- Exercise brief -
Give every line of the material again, exactly as written.
>>>
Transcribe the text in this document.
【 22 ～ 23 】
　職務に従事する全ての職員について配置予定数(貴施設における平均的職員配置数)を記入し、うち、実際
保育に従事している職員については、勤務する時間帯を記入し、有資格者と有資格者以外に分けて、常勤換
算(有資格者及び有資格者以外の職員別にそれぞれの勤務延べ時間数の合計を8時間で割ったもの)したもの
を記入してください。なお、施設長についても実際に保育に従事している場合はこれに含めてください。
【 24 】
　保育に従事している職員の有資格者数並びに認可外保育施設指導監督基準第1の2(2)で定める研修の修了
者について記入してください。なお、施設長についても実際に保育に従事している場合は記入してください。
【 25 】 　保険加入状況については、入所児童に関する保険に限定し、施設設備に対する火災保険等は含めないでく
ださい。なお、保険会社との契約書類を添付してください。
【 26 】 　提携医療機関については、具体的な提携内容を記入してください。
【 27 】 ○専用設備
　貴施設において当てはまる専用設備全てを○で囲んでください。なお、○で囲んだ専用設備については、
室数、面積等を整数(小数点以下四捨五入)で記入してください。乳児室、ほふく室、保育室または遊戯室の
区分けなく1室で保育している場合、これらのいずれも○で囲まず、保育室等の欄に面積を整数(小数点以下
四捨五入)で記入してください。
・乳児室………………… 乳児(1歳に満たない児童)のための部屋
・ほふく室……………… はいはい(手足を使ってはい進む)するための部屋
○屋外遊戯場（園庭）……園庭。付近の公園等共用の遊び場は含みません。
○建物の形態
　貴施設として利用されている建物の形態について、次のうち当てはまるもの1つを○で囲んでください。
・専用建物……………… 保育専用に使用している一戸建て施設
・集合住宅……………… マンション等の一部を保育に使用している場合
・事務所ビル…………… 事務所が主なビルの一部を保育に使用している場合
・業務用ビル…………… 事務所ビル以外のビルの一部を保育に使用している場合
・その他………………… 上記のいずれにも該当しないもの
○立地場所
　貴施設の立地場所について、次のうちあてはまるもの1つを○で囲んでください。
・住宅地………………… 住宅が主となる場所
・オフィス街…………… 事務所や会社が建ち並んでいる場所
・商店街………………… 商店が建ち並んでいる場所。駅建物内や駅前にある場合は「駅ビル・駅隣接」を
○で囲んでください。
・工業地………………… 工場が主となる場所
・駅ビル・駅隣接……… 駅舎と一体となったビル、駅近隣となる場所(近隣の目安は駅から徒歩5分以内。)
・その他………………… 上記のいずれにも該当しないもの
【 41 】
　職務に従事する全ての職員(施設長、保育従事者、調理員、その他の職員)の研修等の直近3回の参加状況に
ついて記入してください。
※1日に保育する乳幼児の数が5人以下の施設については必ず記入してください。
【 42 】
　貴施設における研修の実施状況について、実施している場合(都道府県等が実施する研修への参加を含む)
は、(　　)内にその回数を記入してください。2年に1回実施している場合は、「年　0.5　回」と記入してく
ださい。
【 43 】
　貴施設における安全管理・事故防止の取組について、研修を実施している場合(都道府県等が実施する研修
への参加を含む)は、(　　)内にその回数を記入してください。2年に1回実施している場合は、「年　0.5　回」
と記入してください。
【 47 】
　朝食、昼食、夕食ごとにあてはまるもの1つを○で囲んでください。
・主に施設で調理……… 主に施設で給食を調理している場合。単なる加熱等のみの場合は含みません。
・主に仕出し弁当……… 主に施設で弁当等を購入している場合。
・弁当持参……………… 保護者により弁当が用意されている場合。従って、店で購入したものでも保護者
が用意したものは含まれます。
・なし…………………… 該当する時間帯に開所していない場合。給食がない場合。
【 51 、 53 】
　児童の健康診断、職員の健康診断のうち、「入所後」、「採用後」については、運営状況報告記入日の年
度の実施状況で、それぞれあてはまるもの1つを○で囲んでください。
<<<
- Full response -
Transcribe the text in this document.
【 22 ～ 23 】
　職務に従事する全ての職員について配置予定数(貴施設における平均的職員配置数)を記入し、うち、実際
保育に従事している職員については、勤務する時間帯を記入し、有資格者と有資格者以外に分けて、常勤換
算(有資格者及び有資格者以外の職員別にそれぞれの勤務延べ時間数の合計を8時間で割ったもの)したもの
を記入してください。なお、施設長についても実際に保育に従事している場合はこれに含めてください。
【 24 】
　保育に従事している職員の有資格者数並びに認可外保育施設指導監督基準第1の2(2)で定める研修の修了
者について記入してください。なお、施設長についても実際に保育に従事している場合は記入してください。
【 25 】 　保険加入状況については、入所児童に関する保険に限定し、施設設備に対する火災保険等は含めないでく
ださい。なお、保険会社との契約書類を添付してください。
【 26 】 　提携医療機関については、具体的な提携内容を記入してください。
【 27 】 ○専用設備
　貴施設において当てはまる専用設備全てを○で囲んでください。なお、○で囲んだ専用設備については、
室数、面積等を整数(小数点以下四捨五入)で記入してください。乳児室、ほふく室、保育室または遊戯室の
区分けなく1室で保育している場合、これらのいずれも○で囲まず、保育室等の欄に面積を整数(小数点以下
四捨五入)で記入してください。
・乳児室………………… 乳児(1歳に満たない児童)のための部屋
・ほふく室……………… はいはい(手足を使ってはい進む)するための部屋
○屋外遊戯場（園庭）……園庭。付近の公園等共用の遊び場は含みません。
○建物の形態
　貴施設として利用されている建物の形態について、次のうち当てはまるもの1つを○で囲んでください。
・専用建物……………… 保育専用に使用している一戸建て施設
・集合住宅……………… マンション等の一部を保育に使用している場合
・事務所ビル…………… 事務所が主なビルの一部を保育に使用している場合
・業務用ビル…………… 事務所ビル以外のビルの一部を保育に使用している場合
・その他………………… 上記のいずれにも該当しないもの
○立地場所
　貴施設の立地場所について、次のうちあてはまるもの1つを○で囲んでください。
・住宅地………………… 住宅が主となる場所
・オフィス街…………… 事務所や会社が建ち並んでいる場所
・商店街………………… 商店が建ち並んでいる場所。駅建物内や駅前にある場合は「駅ビル・駅隣接」を
○で囲んでください。
・工業地………………… 工場が主となる場所
・駅ビル・駅隣接……… 駅舎と一体となったビル、駅近隣となる場所(近隣の目安は駅から徒歩5分以内。)
・その他………………… 上記のいずれにも該当しないもの
【 41 】
　職務に従事する全ての職員(施設長、保育従事者、調理員、その他の職員)の研修等の直近3回の参加状況に
ついて記入してください。
※1日に保育する乳幼児の数が5人以下の施設については必ず記入してください。
【 42 】
　貴施設における研修の実施状況について、実施している場合(都道府県等が実施する研修への参加を含む)
は、(　　)内にその回数を記入してください。2年に1回実施している場合は、「年　0.5　回」と記入してく
ださい。
【 43 】
　貴施設における安全管理・事故防止の取組について、研修を実施している場合(都道府県等が実施する研修
への参加を含む)は、(　　)内にその回数を記入してください。2年に1回実施している場合は、「年　0.5　回」
と記入してください。
【 47 】
　朝食、昼食、夕食ごとにあてはまるもの1つを○で囲んでください。
・主に施設で調理……… 主に施設で給食を調理している場合。単なる加熱等のみの場合は含みません。
・主に仕出し弁当……… 主に施設で弁当等を購入している場合。
・弁当持参……………… 保護者により弁当が用意されている場合。従って、店で購入したものでも保護者
が用意したものは含まれます。
・なし…………………… 該当する時間帯に開所していない場合。給食がない場合。
【 51 、 53 】
　児童の健康診断、職員の健康診断のうち、「入所後」、「採用後」については、運営状況報告記入日の年
度の実施状況で、それぞれあてはまるもの1つを○で囲んでください。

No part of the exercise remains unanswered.